Quote, word for word, the line containing "Transcribe the text in this document." and all lines that follow it to the end of the records, with no pictures.

---------- Material supplied ----------

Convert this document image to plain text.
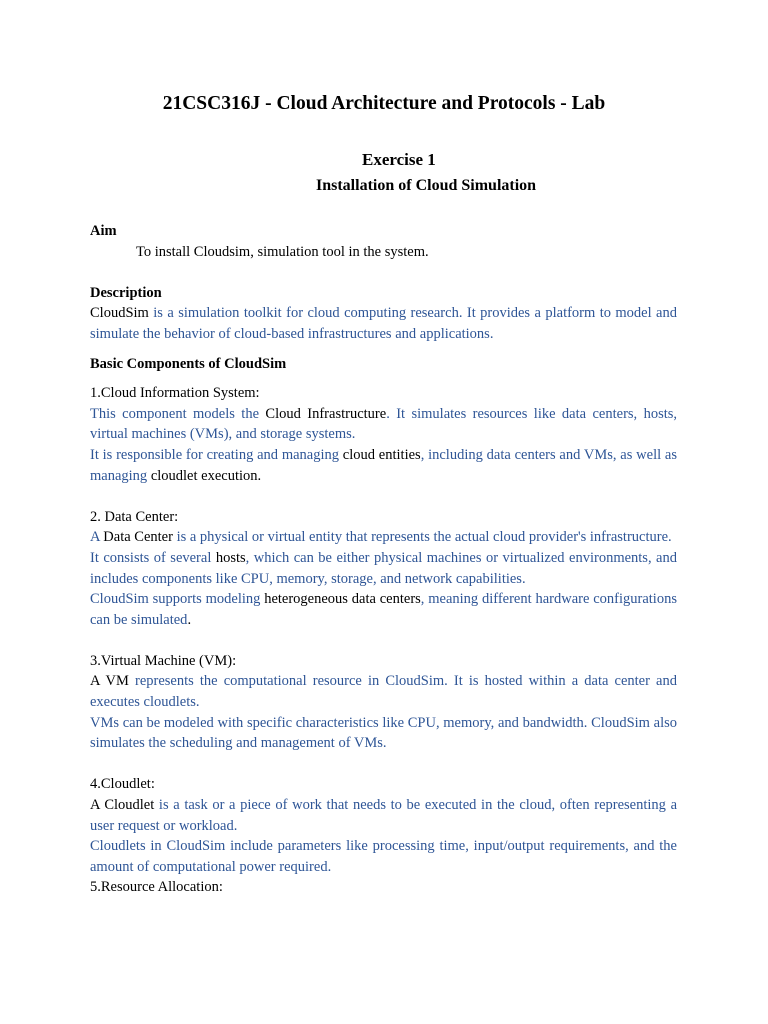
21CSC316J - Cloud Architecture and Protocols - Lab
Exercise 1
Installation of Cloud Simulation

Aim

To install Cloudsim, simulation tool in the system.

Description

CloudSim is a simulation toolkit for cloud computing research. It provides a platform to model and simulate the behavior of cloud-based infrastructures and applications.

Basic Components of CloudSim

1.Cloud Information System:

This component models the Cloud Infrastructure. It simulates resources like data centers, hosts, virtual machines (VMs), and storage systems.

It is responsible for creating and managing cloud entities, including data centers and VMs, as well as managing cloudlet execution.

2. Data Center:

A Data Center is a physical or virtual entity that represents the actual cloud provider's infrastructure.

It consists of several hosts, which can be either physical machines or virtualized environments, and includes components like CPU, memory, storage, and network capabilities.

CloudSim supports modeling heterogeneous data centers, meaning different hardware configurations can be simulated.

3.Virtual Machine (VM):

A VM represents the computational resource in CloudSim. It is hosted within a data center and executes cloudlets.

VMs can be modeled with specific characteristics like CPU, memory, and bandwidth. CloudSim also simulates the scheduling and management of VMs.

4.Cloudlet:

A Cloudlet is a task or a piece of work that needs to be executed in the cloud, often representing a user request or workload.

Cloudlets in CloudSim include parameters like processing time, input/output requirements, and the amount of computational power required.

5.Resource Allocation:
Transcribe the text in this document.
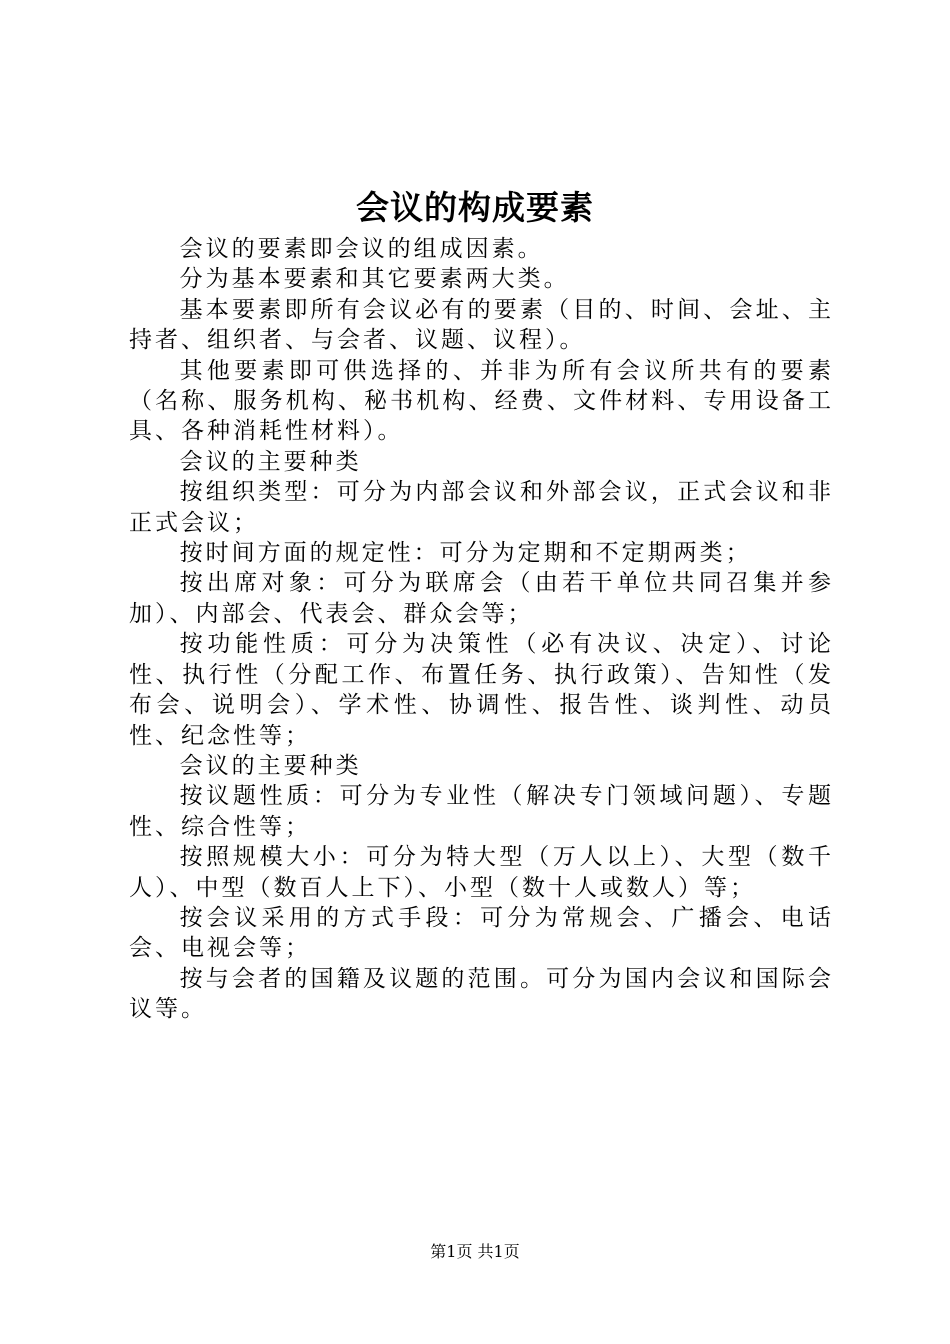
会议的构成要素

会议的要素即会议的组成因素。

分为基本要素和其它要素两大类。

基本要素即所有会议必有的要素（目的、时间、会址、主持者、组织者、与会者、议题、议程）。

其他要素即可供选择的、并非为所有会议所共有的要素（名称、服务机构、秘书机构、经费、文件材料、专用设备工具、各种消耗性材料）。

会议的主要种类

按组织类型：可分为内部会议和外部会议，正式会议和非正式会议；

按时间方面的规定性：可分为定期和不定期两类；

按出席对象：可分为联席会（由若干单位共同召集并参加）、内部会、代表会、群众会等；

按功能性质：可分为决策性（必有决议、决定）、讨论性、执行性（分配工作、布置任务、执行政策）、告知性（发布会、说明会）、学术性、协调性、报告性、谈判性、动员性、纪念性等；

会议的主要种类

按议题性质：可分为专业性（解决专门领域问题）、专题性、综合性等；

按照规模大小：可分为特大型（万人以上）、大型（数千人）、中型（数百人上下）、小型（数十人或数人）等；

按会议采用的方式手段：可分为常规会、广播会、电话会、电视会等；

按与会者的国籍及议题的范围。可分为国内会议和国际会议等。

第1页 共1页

----------

▸ Complete response:
Transcribe the text in this document.
会议的构成要素

会议的要素即会议的组成因素。

分为基本要素和其它要素两大类。

基本要素即所有会议必有的要素（目的、时间、会址、主持者、组织者、与会者、议题、议程）。

其他要素即可供选择的、并非为所有会议所共有的要素（名称、服务机构、秘书机构、经费、文件材料、专用设备工具、各种消耗性材料）。

会议的主要种类

按组织类型：可分为内部会议和外部会议，正式会议和非正式会议；

按时间方面的规定性：可分为定期和不定期两类；

按出席对象：可分为联席会（由若干单位共同召集并参加）、内部会、代表会、群众会等；

按功能性质：可分为决策性（必有决议、决定）、讨论性、执行性（分配工作、布置任务、执行政策）、告知性（发布会、说明会）、学术性、协调性、报告性、谈判性、动员性、纪念性等；

会议的主要种类

按议题性质：可分为专业性（解决专门领域问题）、专题性、综合性等；

按照规模大小：可分为特大型（万人以上）、大型（数千人）、中型（数百人上下）、小型（数十人或数人）等；

按会议采用的方式手段：可分为常规会、广播会、电话会、电视会等；

按与会者的国籍及议题的范围。可分为国内会议和国际会议等。

第1页 共1页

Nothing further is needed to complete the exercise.